Entries with figure data
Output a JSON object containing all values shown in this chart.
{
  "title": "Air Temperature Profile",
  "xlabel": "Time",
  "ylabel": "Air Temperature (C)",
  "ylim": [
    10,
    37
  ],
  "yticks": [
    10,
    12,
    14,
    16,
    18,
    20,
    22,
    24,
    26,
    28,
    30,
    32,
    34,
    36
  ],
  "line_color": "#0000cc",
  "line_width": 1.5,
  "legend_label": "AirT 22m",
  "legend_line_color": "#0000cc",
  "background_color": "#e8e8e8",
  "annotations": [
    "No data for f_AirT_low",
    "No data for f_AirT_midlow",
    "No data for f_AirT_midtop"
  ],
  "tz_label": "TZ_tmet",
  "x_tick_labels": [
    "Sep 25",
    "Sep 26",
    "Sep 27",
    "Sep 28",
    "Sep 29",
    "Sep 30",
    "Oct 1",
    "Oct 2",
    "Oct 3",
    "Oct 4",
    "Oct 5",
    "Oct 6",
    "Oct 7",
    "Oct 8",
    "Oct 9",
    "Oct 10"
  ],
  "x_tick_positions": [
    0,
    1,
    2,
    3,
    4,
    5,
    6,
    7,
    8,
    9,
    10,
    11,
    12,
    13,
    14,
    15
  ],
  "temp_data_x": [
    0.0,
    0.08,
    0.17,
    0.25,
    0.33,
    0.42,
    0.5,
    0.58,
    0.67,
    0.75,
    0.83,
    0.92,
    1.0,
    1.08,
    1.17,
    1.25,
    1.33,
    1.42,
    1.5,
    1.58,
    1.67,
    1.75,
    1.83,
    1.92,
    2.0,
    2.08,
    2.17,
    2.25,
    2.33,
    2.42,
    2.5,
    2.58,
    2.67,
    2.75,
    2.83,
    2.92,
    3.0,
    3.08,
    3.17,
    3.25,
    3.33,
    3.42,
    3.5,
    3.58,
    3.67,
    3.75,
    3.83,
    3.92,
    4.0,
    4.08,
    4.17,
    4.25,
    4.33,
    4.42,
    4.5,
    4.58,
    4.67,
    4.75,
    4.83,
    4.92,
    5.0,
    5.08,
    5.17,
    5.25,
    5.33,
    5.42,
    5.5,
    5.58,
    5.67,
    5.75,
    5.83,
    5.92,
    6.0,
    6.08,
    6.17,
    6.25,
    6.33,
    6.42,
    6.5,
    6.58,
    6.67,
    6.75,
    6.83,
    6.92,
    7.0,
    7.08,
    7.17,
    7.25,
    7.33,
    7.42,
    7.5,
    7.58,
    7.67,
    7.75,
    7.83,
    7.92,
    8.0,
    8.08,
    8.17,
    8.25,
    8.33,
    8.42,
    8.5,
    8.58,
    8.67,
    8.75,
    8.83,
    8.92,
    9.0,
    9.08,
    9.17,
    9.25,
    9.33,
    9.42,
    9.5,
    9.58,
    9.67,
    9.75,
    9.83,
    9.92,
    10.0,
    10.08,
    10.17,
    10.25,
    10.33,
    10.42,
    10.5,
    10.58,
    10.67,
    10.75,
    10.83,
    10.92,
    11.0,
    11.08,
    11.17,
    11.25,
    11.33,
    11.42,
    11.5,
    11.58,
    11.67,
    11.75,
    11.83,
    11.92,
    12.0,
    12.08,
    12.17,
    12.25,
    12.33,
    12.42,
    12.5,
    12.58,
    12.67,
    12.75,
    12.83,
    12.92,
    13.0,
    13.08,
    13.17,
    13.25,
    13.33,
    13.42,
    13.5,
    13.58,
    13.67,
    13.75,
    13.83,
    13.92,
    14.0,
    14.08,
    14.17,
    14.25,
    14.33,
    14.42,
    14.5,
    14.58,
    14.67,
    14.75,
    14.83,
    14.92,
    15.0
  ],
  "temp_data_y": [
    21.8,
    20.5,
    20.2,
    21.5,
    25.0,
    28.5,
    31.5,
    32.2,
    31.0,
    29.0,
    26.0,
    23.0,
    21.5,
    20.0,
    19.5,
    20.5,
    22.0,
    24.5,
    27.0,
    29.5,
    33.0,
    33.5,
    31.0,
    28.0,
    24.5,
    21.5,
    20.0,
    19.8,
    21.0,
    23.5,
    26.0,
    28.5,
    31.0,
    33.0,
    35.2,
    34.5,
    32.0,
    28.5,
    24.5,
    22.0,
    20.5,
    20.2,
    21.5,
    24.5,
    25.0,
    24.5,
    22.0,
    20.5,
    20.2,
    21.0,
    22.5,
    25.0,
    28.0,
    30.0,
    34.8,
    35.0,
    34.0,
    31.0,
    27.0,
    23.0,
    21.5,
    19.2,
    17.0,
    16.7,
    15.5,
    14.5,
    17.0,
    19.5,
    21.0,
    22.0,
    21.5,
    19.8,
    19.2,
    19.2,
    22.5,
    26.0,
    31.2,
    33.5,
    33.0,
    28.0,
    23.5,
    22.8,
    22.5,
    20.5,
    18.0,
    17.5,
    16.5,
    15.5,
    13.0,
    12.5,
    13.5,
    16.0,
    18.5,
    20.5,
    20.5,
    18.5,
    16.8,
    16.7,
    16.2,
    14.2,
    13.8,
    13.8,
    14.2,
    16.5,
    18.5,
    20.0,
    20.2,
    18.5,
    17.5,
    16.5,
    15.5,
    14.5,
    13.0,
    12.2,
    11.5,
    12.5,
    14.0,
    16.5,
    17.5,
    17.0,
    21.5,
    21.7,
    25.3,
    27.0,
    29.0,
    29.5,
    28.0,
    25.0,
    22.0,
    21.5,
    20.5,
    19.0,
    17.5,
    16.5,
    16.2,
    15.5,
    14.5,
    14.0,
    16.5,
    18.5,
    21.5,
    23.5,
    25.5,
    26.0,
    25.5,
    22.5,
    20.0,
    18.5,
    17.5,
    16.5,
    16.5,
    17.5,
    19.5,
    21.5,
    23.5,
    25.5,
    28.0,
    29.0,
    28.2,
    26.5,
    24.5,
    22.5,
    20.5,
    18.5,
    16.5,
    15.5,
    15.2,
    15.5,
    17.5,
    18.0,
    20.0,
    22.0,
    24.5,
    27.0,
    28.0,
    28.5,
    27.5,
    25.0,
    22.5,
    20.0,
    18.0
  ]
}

---

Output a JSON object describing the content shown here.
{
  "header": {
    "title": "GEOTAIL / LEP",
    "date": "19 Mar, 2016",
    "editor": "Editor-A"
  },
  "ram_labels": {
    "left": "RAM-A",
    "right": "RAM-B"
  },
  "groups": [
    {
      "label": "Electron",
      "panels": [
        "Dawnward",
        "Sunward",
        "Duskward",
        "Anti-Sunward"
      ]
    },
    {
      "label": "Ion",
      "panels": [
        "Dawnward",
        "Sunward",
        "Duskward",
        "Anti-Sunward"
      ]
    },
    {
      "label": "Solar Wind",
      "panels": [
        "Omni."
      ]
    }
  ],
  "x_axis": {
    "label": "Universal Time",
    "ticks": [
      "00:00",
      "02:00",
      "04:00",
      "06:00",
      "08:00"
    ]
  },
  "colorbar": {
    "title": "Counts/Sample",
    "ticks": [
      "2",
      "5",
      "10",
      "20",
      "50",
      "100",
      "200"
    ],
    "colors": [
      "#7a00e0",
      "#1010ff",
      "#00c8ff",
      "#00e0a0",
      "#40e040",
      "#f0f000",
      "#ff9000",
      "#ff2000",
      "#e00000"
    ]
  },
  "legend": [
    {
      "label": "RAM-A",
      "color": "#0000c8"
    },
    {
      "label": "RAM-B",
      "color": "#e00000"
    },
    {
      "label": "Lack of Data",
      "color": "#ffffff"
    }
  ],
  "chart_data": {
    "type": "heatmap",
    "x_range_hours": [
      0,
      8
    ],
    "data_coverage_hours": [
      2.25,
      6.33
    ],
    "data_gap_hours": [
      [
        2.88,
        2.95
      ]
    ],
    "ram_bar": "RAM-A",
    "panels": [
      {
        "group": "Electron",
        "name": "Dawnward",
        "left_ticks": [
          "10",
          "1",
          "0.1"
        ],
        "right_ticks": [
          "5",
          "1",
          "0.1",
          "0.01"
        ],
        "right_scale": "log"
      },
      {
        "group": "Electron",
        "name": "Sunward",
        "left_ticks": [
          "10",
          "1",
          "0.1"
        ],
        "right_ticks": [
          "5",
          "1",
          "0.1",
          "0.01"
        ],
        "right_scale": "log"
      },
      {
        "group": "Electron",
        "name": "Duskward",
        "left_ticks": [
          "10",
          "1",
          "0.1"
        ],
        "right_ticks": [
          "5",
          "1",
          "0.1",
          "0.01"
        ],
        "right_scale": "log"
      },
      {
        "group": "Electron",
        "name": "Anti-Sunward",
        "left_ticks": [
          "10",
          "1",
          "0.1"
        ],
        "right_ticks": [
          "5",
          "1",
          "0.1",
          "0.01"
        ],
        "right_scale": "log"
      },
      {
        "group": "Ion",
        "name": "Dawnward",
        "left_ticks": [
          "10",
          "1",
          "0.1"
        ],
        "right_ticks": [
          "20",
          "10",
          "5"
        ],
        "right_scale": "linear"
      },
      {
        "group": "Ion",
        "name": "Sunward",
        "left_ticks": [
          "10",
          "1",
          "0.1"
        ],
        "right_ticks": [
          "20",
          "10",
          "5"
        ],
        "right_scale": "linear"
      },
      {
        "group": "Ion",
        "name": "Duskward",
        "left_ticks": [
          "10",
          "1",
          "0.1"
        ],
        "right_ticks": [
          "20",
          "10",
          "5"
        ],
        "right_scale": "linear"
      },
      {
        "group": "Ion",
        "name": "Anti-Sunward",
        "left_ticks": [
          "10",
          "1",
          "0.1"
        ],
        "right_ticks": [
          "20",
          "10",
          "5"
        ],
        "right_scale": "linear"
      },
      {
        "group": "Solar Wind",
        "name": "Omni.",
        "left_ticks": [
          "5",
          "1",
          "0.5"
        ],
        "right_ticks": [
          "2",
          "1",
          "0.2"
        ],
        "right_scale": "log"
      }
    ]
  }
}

STATED PROBLEM: Select all lines with the word "shown" from the entries above.

RESULT:
Output a JSON object containing all values shown in this chart.
Output a JSON object describing the content shown here.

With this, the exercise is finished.